START TASK INPUTS

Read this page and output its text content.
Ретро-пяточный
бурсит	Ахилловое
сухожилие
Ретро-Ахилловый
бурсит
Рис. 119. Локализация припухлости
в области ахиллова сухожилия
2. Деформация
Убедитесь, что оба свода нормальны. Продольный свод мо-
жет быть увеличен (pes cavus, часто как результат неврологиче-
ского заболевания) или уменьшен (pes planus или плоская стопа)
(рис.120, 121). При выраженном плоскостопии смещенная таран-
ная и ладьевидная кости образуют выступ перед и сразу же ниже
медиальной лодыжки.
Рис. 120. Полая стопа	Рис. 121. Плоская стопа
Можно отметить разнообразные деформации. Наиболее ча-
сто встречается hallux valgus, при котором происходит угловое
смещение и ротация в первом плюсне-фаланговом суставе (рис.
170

END TASK INPUTS

## WRITTEN PROBLEM
Extract the full set of entries word for word.

## EXPECTED ANSWER
Read this page and output its text content.
Ретро-пяточный
бурсит	Ахилловое
сухожилие
Ретро-Ахилловый
бурсит
Рис. 119. Локализация припухлости
в области ахиллова сухожилия
2. Деформация
Убедитесь, что оба свода нормальны. Продольный свод мо-
жет быть увеличен (pes cavus, часто как результат неврологиче-
ского заболевания) или уменьшен (pes planus или плоская стопа)
(рис.120, 121). При выраженном плоскостопии смещенная таран-
ная и ладьевидная кости образуют выступ перед и сразу же ниже
медиальной лодыжки.
Рис. 120. Полая стопа	Рис. 121. Плоская стопа
Можно отметить разнообразные деформации. Наиболее ча-
сто встречается hallux valgus, при котором происходит угловое
смещение и ротация в первом плюсне-фаланговом суставе (рис.
170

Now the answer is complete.